Provided material:
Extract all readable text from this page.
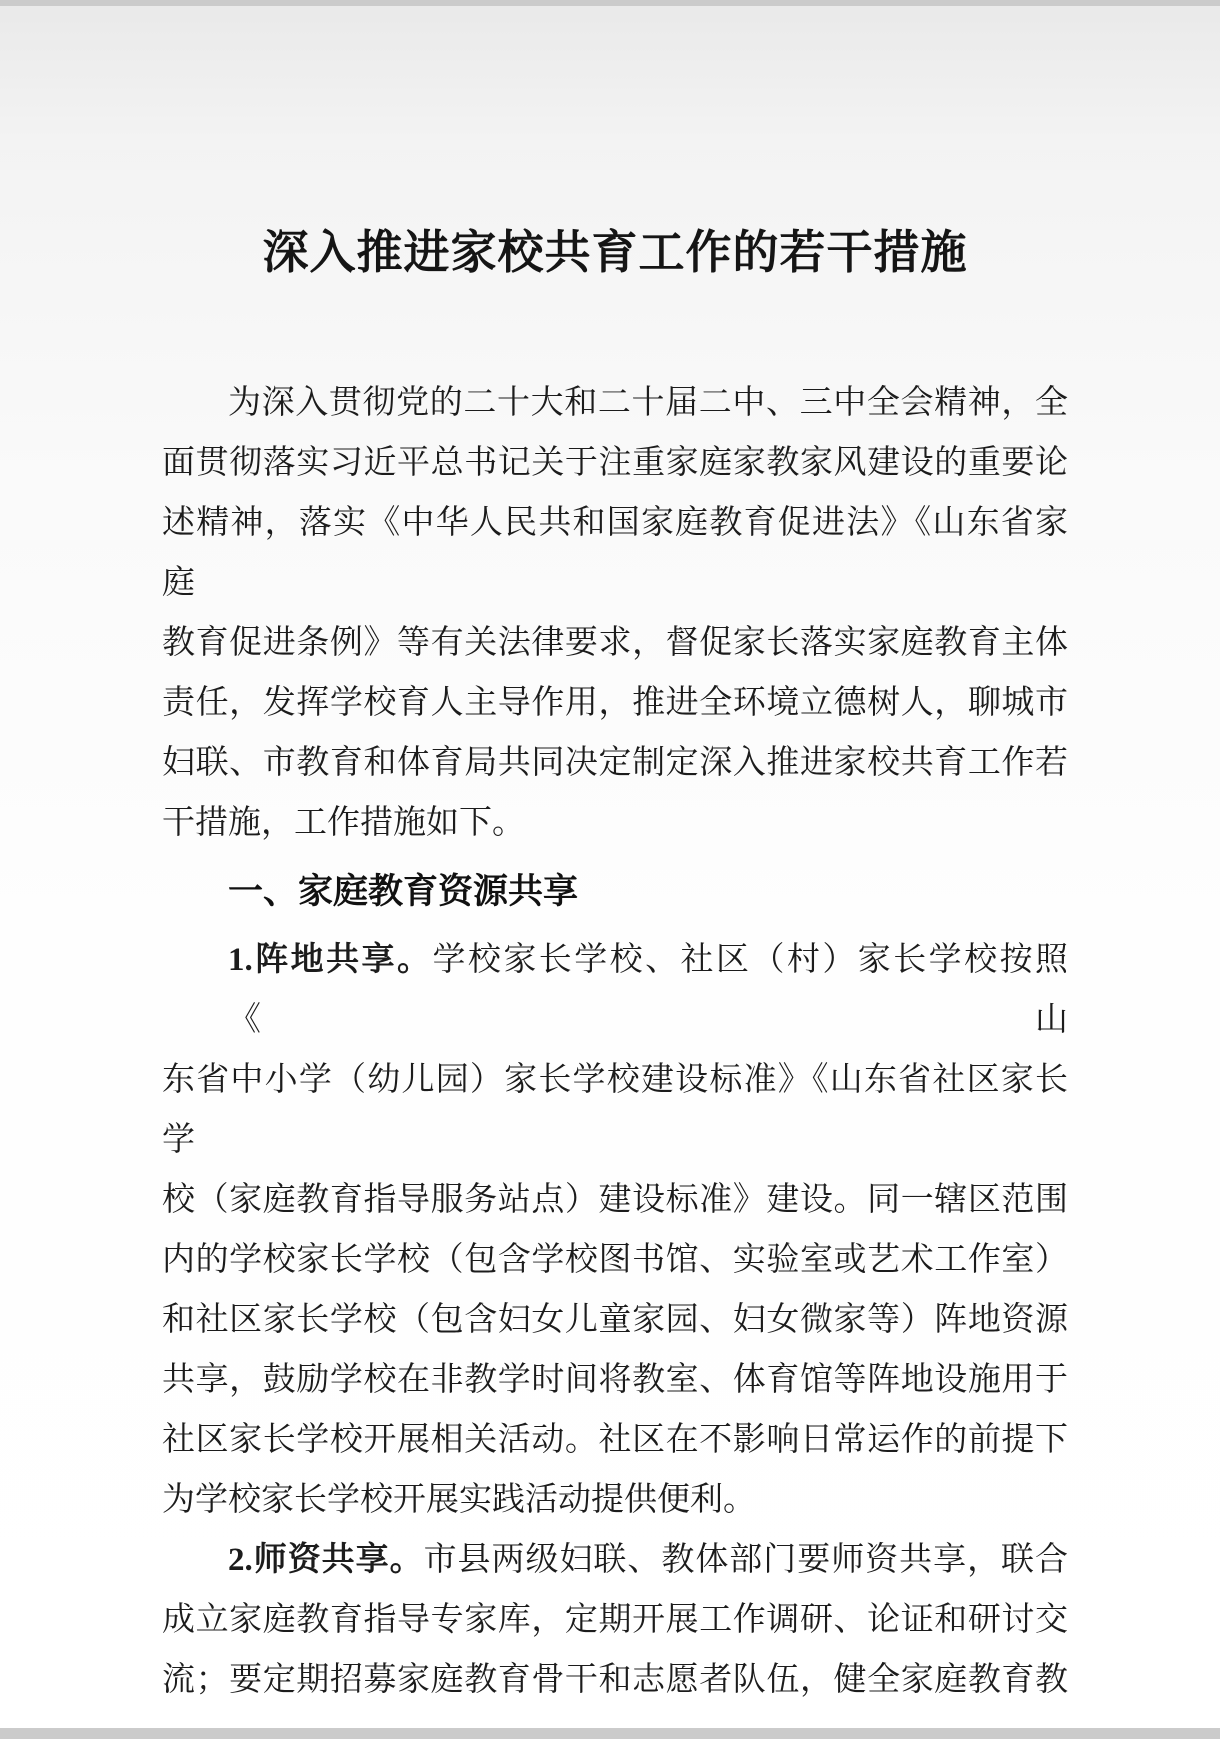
深入推进家校共育工作的若干措施
为深入贯彻党的二十大和二十届二中、三中全会精神，全
面贯彻落实习近平总书记关于注重家庭家教家风建设的重要论
述精神，落实《中华人民共和国家庭教育促进法》《山东省家庭
教育促进条例》等有关法律要求，督促家长落实家庭教育主体
责任，发挥学校育人主导作用，推进全环境立德树人，聊城市
妇联、市教育和体育局共同决定制定深入推进家校共育工作若
干措施，工作措施如下。
一、家庭教育资源共享
1.阵地共享。学校家长学校、社区（村）家长学校按照《山
东省中小学（幼儿园）家长学校建设标准》《山东省社区家长学
校（家庭教育指导服务站点）建设标准》建设。同一辖区范围
内的学校家长学校（包含学校图书馆、实验室或艺术工作室）
和社区家长学校（包含妇女儿童家园、妇女微家等）阵地资源
共享，鼓励学校在非教学时间将教室、体育馆等阵地设施用于
社区家长学校开展相关活动。社区在不影响日常运作的前提下
为学校家长学校开展实践活动提供便利。
2.师资共享。市县两级妇联、教体部门要师资共享，联合
成立家庭教育指导专家库，定期开展工作调研、论证和研讨交
流；要定期招募家庭教育骨干和志愿者队伍，健全家庭教育教
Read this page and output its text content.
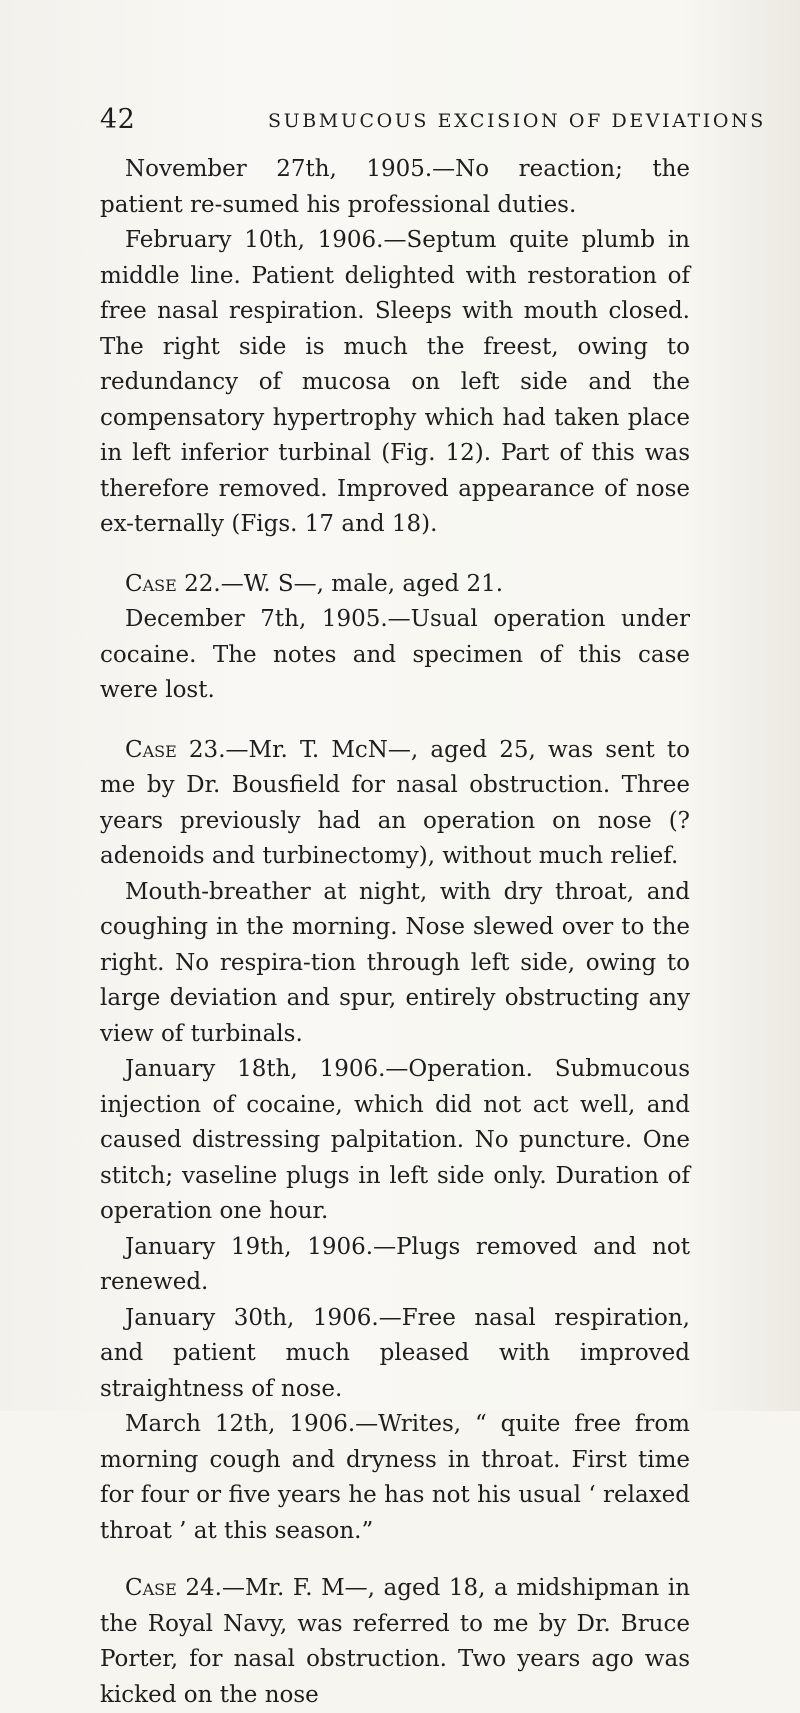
42	SUBMUCOUS EXCISION OF DEVIATIONS

November 27th, 1905.—No reaction; the patient re-sumed his professional duties.

February 10th, 1906.—Septum quite plumb in middle line. Patient delighted with restoration of free nasal respiration. Sleeps with mouth closed. The right side is much the freest, owing to redundancy of mucosa on left side and the compensatory hypertrophy which had taken place in left inferior turbinal (Fig. 12). Part of this was therefore removed. Improved appearance of nose ex-ternally (Figs. 17 and 18).

Case 22.—W. S—, male, aged 21.

December 7th, 1905.—Usual operation under cocaine. The notes and specimen of this case were lost.

Case 23.—Mr. T. McN—, aged 25, was sent to me by Dr. Bousfield for nasal obstruction. Three years previously had an operation on nose (? adenoids and turbinectomy), without much relief.

Mouth-breather at night, with dry throat, and coughing in the morning. Nose slewed over to the right. No respira-tion through left side, owing to large deviation and spur, entirely obstructing any view of turbinals.

January 18th, 1906.—Operation. Submucous injection of cocaine, which did not act well, and caused distressing palpitation. No puncture. One stitch; vaseline plugs in left side only. Duration of operation one hour.

January 19th, 1906.—Plugs removed and not renewed.

January 30th, 1906.—Free nasal respiration, and patient much pleased with improved straightness of nose.

March 12th, 1906.—Writes, “ quite free from morning cough and dryness in throat. First time for four or five years he has not his usual ‘ relaxed throat ’ at this season.”

Case 24.—Mr. F. M—, aged 18, a midshipman in the Royal Navy, was referred to me by Dr. Bruce Porter, for nasal obstruction. Two years ago was kicked on the nose
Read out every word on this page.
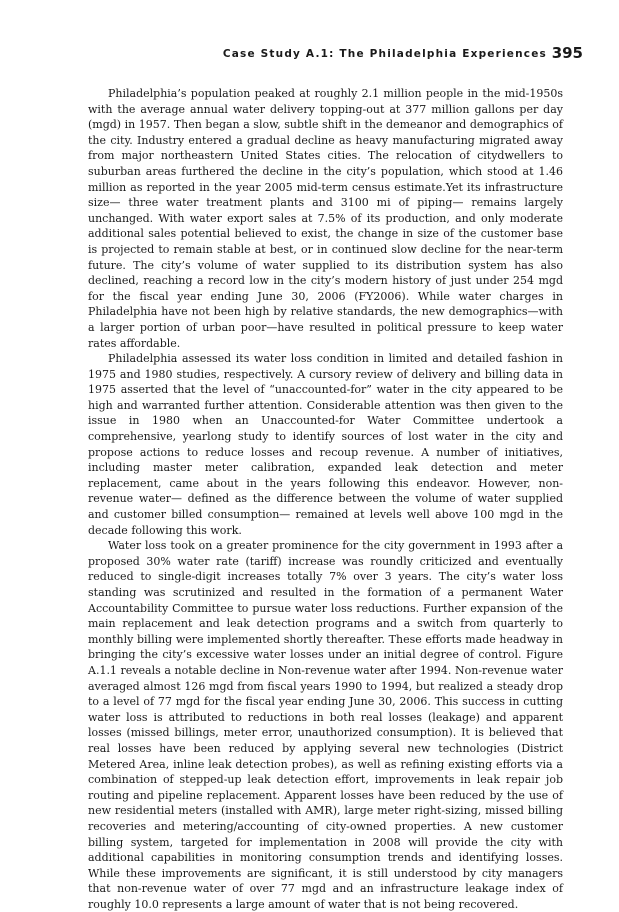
Case Study A.1: The Philadelphia Experiences 395

Philadelphia’s population peaked at roughly 2.1 million people in the mid-1950s with the average annual water delivery topping-out at 377 million gallons per day (mgd) in 1957. Then began a slow, subtle shift in the demeanor and demographics of the city. Industry entered a gradual decline as heavy manufacturing migrated away from major northeastern United States cities. The relocation of citydwellers to suburban areas furthered the decline in the city’s population, which stood at 1.46 million as reported in the year 2005 mid-term census estimate.Yet its infrastructure size— three water treatment plants and 3100 mi of piping— remains largely unchanged. With water export sales at 7.5% of its production, and only moderate additional sales potential believed to exist, the change in size of the customer base is projected to remain stable at best, or in continued slow decline for the near-term future. The city’s volume of water supplied to its distribution system has also declined, reaching a record low in the city’s modern history of just under 254 mgd for the fiscal year ending June 30, 2006 (FY2006). While water charges in Philadelphia have not been high by relative standards, the new demographics—with a larger portion of urban poor—have resulted in political pressure to keep water rates affordable.

Philadelphia assessed its water loss condition in limited and detailed fashion in 1975 and 1980 studies, respectively. A cursory review of delivery and billing data in 1975 asserted that the level of “unaccounted-for” water in the city appeared to be high and warranted further attention. Considerable attention was then given to the issue in 1980 when an Unaccounted-for Water Committee undertook a comprehensive, yearlong study to identify sources of lost water in the city and propose actions to reduce losses and recoup revenue. A number of initiatives, including master meter calibration, expanded leak detection and meter replacement, came about in the years following this endeavor. However, non-revenue water— defined as the difference between the volume of water supplied and customer billed consumption— remained at levels well above 100 mgd in the decade following this work.

Water loss took on a greater prominence for the city government in 1993 after a proposed 30% water rate (tariff) increase was roundly criticized and eventually reduced to single-digit increases totally 7% over 3 years. The city’s water loss standing was scrutinized and resulted in the formation of a permanent Water Accountability Committee to pursue water loss reductions. Further expansion of the main replacement and leak detection programs and a switch from quarterly to monthly billing were implemented shortly thereafter. These efforts made headway in bringing the city’s excessive water losses under an initial degree of control. Figure A.1.1 reveals a notable decline in Non-revenue water after 1994. Non-revenue water averaged almost 126 mgd from fiscal years 1990 to 1994, but realized a steady drop to a level of 77 mgd for the fiscal year ending June 30, 2006. This success in cutting water loss is attributed to reductions in both real losses (leakage) and apparent losses (missed billings, meter error, unauthorized consumption). It is believed that real losses have been reduced by applying several new technologies (District Metered Area, inline leak detection probes), as well as refining existing efforts via a combination of stepped-up leak detection effort, improvements in leak repair job routing and pipeline replacement. Apparent losses have been reduced by the use of new residential meters (installed with AMR), large meter right-sizing, missed billing recoveries and metering/accounting of city-owned properties. A new customer billing system, targeted for implementation in 2008 will provide the city with additional capabilities in monitoring consumption trends and identifying losses. While these improvements are significant, it is still understood by city managers that non-revenue water of over 77 mgd and an infrastructure leakage index of roughly 10.0 represents a large amount of water that is not being recovered.
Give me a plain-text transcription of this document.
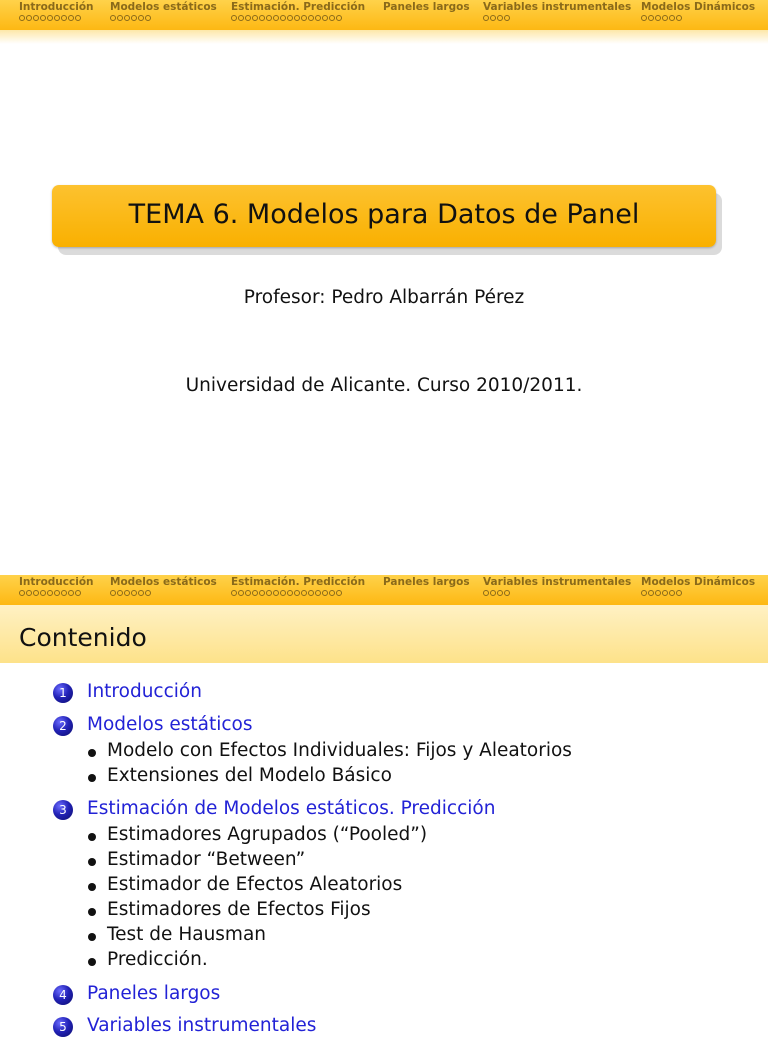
Introducción Modelos estáticos Estimación. Predicción Paneles largos Variables instrumentales Modelos Dinámicos
TEMA 6. Modelos para Datos de Panel
Profesor: Pedro Albarrán Pérez
Universidad de Alicante. Curso 2010/2011.
Introducción Modelos estáticos Estimación. Predicción Paneles largos Variables instrumentales Modelos Dinámicos
Contenido
1	Introducción
2	Modelos estáticos
Modelo con Efectos Individuales: Fijos y Aleatorios
Extensiones del Modelo Básico
3	Estimación de Modelos estáticos. Predicción
Estimadores Agrupados (“Pooled”)
Estimador “Between”
Estimador de Efectos Aleatorios
Estimadores de Efectos Fijos
Test de Hausman
Predicción.
4	Paneles largos
5	Variables instrumentales
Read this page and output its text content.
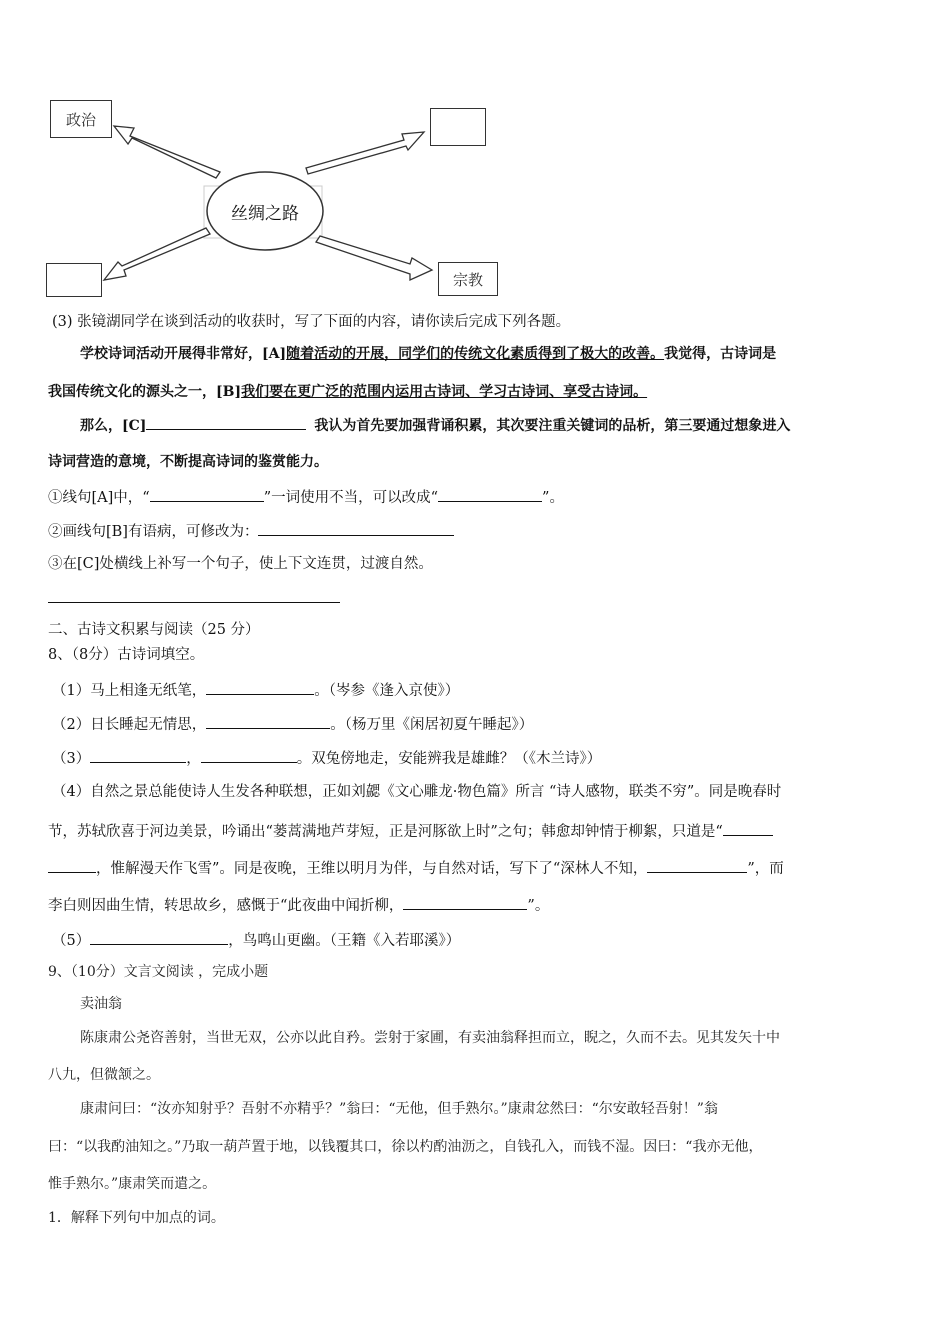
政治
宗教
丝绸之路
(3) 张镜湖同学在谈到活动的收获时，写了下面的内容，请你读后完成下列各题。
学校诗词活动开展得非常好，[A]随着活动的开展，同学们的传统文化素质得到了极大的改善。我觉得，古诗词是
我国传统文化的源头之一，[B]我们要在更广泛的范围内运用古诗词、学习古诗词、享受古诗词。
那么，[C]	我认为首先要加强背诵积累，其次要注重关键词的品析，第三要通过想象进入
诗词营造的意境，不断提高诗词的鉴赏能力。
①线句[A]中，“	”一词使用不当，可以改成“	”。
②画线句[B]有语病，可修改为：
③在[C]处横线上补写一个句子，使上下文连贯，过渡自然。
二、古诗文积累与阅读（25 分）
8、（8分）古诗词填空。
（1）马上相逢无纸笔，	。（岑参《逢入京使》）
（2）日长睡起无情思，	。（杨万里《闲居初夏午睡起》）
（3）	，	。双兔傍地走，安能辨我是雄雌？（《木兰诗》）
（4）自然之景总能使诗人生发各种联想，正如刘勰《文心雕龙·物色篇》所言 “诗人感物，联类不穷”。同是晚春时
节，苏轼欣喜于河边美景，吟诵出“蒌蒿满地芦芽短，正是河豚欲上时”之句；韩愈却钟情于柳絮，只道是“
，惟解漫天作飞雪”。同是夜晚，王维以明月为伴，与自然对话，写下了“深林人不知，	”，而
李白则因曲生情，转思故乡，感慨于“此夜曲中闻折柳，	”。
（5）	，鸟鸣山更幽。（王籍《入若耶溪》）
9、（10分）文言文阅读 ，完成小题
卖油翁
陈康肃公尧咨善射，当世无双，公亦以此自矜。尝射于家圃，有卖油翁释担而立，睨之，久而不去。见其发矢十中
八九，但微颔之。
康肃问曰：“汝亦知射乎？吾射不亦精乎？”翁曰：“无他，但手熟尔。”康肃忿然曰：“尔安敢轻吾射！”翁
曰：“以我酌油知之。”乃取一葫芦置于地，以钱覆其口，徐以杓酌油沥之，自钱孔入，而钱不湿。因曰：“我亦无他，
惟手熟尔。”康肃笑而遣之。
1．解释下列句中加点的词。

What you should do:
Identify every line where the string "throat" appears.

Exercise output:
Mouth-breather at night, with dry throat, and coughing in the morning. Nose slewed over to the right. No respira-tion through left side, owing to large deviation and spur, entirely obstructing any view of turbinals.
March 12th, 1906.—Writes, “ quite free from morning cough and dryness in throat. First time for four or five years he has not his usual ‘ relaxed throat ’ at this season.”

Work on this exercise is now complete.